● TASK DESCRIPTION
Please say how many lines of the listing hold "وبالتالي", with no other words in the answer.

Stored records
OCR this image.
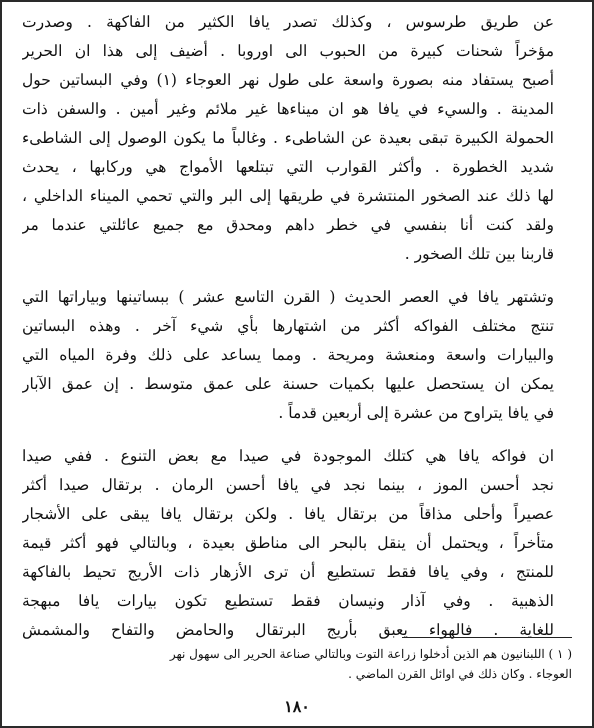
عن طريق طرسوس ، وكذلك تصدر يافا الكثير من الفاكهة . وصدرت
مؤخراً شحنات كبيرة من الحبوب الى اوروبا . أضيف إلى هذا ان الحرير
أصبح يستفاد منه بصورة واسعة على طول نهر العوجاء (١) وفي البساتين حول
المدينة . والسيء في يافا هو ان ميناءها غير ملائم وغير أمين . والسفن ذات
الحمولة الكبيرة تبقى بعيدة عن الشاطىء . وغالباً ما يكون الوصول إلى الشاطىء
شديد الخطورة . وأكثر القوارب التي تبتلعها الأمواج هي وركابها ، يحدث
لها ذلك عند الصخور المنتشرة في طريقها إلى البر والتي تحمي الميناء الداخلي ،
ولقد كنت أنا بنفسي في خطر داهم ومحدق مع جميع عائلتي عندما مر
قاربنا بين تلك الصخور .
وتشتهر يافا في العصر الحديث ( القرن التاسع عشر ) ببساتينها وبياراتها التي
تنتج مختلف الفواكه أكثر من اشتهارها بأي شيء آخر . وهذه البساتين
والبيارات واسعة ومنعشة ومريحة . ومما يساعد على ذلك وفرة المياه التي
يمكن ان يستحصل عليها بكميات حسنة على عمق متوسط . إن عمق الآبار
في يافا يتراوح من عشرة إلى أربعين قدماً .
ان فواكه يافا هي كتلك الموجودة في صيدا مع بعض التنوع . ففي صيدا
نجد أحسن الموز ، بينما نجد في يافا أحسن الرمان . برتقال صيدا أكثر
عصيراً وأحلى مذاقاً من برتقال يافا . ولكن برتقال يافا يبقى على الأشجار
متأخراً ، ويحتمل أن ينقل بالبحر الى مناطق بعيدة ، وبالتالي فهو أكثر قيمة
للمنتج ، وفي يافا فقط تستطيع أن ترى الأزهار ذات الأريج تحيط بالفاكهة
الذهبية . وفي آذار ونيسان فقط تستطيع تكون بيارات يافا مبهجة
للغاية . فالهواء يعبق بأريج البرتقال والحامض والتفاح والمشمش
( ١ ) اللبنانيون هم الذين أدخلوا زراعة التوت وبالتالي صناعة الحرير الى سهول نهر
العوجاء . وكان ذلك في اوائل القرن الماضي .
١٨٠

---

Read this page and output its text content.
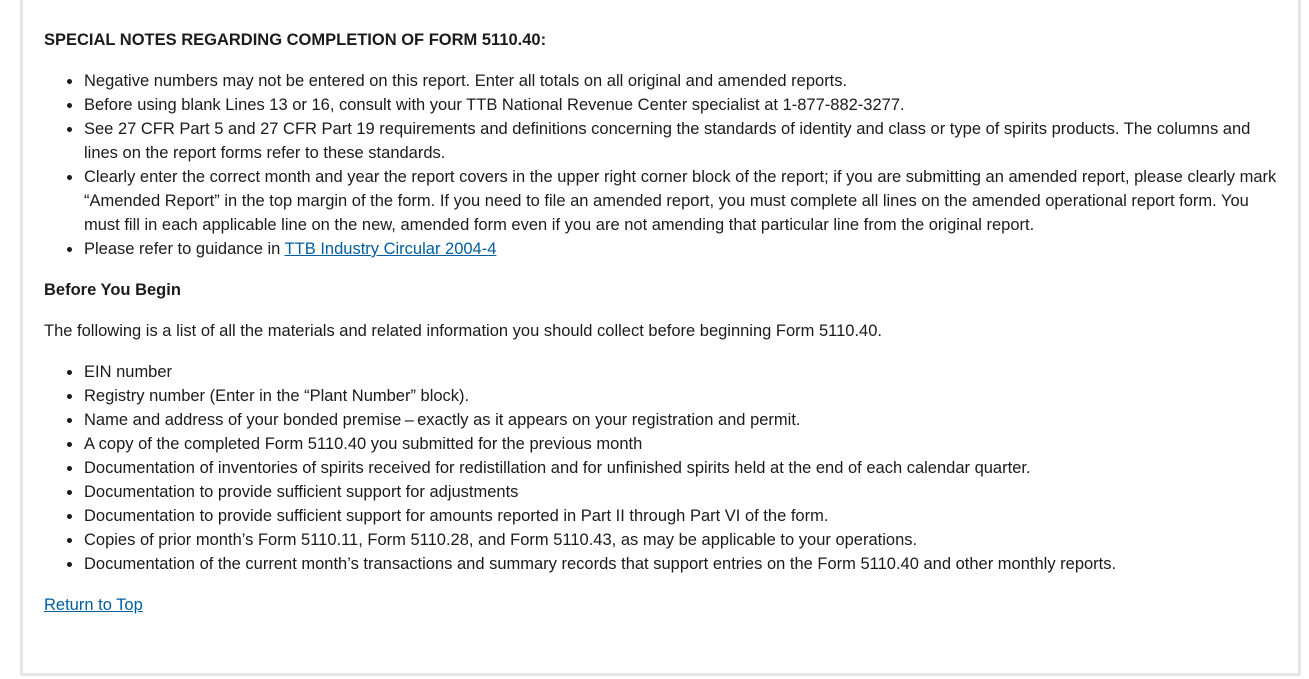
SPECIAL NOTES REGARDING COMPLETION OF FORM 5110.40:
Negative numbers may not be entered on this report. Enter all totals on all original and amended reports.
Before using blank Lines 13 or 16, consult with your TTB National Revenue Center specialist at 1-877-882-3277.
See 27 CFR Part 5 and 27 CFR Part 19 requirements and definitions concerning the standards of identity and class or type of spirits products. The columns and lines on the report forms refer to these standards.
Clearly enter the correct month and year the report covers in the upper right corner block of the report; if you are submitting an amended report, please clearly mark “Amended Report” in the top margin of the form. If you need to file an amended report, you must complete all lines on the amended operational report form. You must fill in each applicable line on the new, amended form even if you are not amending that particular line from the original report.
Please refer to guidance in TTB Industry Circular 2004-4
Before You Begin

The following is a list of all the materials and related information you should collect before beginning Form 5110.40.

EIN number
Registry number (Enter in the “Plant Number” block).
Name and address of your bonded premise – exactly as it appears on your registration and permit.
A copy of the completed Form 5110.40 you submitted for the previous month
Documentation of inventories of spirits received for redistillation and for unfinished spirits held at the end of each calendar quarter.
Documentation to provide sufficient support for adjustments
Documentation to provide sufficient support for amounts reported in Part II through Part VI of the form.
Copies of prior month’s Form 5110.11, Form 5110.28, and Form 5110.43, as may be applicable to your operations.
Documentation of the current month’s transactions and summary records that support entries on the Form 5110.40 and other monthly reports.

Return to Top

● EXERCISE ANSWER
2